§ GIVEN DATA
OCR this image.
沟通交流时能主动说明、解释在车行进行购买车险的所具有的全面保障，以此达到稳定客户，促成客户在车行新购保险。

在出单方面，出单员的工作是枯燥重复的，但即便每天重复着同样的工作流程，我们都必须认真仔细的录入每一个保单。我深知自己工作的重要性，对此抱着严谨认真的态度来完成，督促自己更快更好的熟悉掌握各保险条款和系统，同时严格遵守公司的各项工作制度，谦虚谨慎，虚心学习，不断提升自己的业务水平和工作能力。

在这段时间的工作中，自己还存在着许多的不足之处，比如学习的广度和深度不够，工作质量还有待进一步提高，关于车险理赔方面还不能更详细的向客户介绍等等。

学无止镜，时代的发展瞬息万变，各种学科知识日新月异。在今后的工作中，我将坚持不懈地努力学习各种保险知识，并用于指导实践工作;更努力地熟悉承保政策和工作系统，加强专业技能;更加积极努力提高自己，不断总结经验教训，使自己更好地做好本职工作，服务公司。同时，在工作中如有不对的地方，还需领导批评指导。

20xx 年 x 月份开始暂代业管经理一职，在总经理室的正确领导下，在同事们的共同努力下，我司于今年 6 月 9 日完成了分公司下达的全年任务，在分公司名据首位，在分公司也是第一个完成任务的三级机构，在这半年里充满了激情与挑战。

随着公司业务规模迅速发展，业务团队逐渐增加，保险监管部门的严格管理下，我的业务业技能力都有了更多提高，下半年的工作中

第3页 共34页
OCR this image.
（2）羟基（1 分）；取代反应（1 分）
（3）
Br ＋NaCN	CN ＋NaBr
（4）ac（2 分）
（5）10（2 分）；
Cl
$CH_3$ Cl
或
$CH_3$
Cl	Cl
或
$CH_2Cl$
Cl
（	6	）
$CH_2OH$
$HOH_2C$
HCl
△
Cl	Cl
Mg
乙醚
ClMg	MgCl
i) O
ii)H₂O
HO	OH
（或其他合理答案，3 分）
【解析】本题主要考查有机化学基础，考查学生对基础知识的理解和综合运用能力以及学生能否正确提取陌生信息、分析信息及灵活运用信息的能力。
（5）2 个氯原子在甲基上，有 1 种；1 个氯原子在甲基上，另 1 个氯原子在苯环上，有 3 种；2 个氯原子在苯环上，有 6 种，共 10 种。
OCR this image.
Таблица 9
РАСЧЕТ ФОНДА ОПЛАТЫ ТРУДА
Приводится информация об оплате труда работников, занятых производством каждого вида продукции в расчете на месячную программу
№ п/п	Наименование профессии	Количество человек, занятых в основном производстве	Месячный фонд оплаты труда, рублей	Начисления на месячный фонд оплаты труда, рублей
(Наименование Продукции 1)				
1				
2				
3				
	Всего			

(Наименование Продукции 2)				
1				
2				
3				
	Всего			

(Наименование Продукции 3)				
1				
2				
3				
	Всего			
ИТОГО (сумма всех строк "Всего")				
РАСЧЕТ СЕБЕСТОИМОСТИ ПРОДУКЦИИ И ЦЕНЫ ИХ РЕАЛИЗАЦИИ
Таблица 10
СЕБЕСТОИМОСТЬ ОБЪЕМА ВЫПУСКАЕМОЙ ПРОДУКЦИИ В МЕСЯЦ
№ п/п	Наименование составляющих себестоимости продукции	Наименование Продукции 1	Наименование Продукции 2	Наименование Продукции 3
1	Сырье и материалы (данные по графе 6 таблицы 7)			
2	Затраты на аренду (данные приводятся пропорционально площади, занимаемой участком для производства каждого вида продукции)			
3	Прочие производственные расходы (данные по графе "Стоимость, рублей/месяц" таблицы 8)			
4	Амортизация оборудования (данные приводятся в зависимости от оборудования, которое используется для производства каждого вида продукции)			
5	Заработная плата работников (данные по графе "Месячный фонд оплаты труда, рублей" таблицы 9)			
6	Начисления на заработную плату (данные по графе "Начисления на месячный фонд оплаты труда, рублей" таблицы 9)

§ SET PROBLEM
Repeat the material above exactly.

§ RIGHT ANSWER
OCR this image.
沟通交流时能主动说明、解释在车行进行购买车险的所具有的全面保障，以此达到稳定客户，促成客户在车行新购保险。

在出单方面，出单员的工作是枯燥重复的，但即便每天重复着同样的工作流程，我们都必须认真仔细的录入每一个保单。我深知自己工作的重要性，对此抱着严谨认真的态度来完成，督促自己更快更好的熟悉掌握各保险条款和系统，同时严格遵守公司的各项工作制度，谦虚谨慎，虚心学习，不断提升自己的业务水平和工作能力。

在这段时间的工作中，自己还存在着许多的不足之处，比如学习的广度和深度不够，工作质量还有待进一步提高，关于车险理赔方面还不能更详细的向客户介绍等等。

学无止镜，时代的发展瞬息万变，各种学科知识日新月异。在今后的工作中，我将坚持不懈地努力学习各种保险知识，并用于指导实践工作;更努力地熟悉承保政策和工作系统，加强专业技能;更加积极努力提高自己，不断总结经验教训，使自己更好地做好本职工作，服务公司。同时，在工作中如有不对的地方，还需领导批评指导。

20xx 年 x 月份开始暂代业管经理一职，在总经理室的正确领导下，在同事们的共同努力下，我司于今年 6 月 9 日完成了分公司下达的全年任务，在分公司名据首位，在分公司也是第一个完成任务的三级机构，在这半年里充满了激情与挑战。

随着公司业务规模迅速发展，业务团队逐渐增加，保险监管部门的严格管理下，我的业务业技能力都有了更多提高，下半年的工作中

第3页 共34页
OCR this image.
（2）羟基（1 分）；取代反应（1 分）
（3）
Br ＋NaCN	CN ＋NaBr
（4）ac（2 分）
（5）10（2 分）；
Cl
$CH_3$ Cl
或
$CH_3$
Cl	Cl
或
$CH_2Cl$
Cl
（	6	）
$CH_2OH$
$HOH_2C$
HCl
△
Cl	Cl
Mg
乙醚
ClMg	MgCl
i) O
ii)H₂O
HO	OH
（或其他合理答案，3 分）
【解析】本题主要考查有机化学基础，考查学生对基础知识的理解和综合运用能力以及学生能否正确提取陌生信息、分析信息及灵活运用信息的能力。
（5）2 个氯原子在甲基上，有 1 种；1 个氯原子在甲基上，另 1 个氯原子在苯环上，有 3 种；2 个氯原子在苯环上，有 6 种，共 10 种。
OCR this image.
Таблица 9
РАСЧЕТ ФОНДА ОПЛАТЫ ТРУДА
Приводится информация об оплате труда работников, занятых производством каждого вида продукции в расчете на месячную программу
№ п/п	Наименование профессии	Количество человек, занятых в основном производстве	Месячный фонд оплаты труда, рублей	Начисления на месячный фонд оплаты труда, рублей
(Наименование Продукции 1)				
1				
2				
3				
	Всего			

(Наименование Продукции 2)				
1				
2				
3				
	Всего			

(Наименование Продукции 3)				
1				
2				
3				
	Всего			
ИТОГО (сумма всех строк "Всего")				
РАСЧЕТ СЕБЕСТОИМОСТИ ПРОДУКЦИИ И ЦЕНЫ ИХ РЕАЛИЗАЦИИ
Таблица 10
СЕБЕСТОИМОСТЬ ОБЪЕМА ВЫПУСКАЕМОЙ ПРОДУКЦИИ В МЕСЯЦ
№ п/п	Наименование составляющих себестоимости продукции	Наименование Продукции 1	Наименование Продукции 2	Наименование Продукции 3
1	Сырье и материалы (данные по графе 6 таблицы 7)			
2	Затраты на аренду (данные приводятся пропорционально площади, занимаемой участком для производства каждого вида продукции)			
3	Прочие производственные расходы (данные по графе "Стоимость, рублей/месяц" таблицы 8)			
4	Амортизация оборудования (данные приводятся в зависимости от оборудования, которое используется для производства каждого вида продукции)			
5	Заработная плата работников (данные по графе "Месячный фонд оплаты труда, рублей" таблицы 9)			
6	Начисления на заработную плату (данные по графе "Начисления на месячный фонд оплаты труда, рублей" таблицы 9)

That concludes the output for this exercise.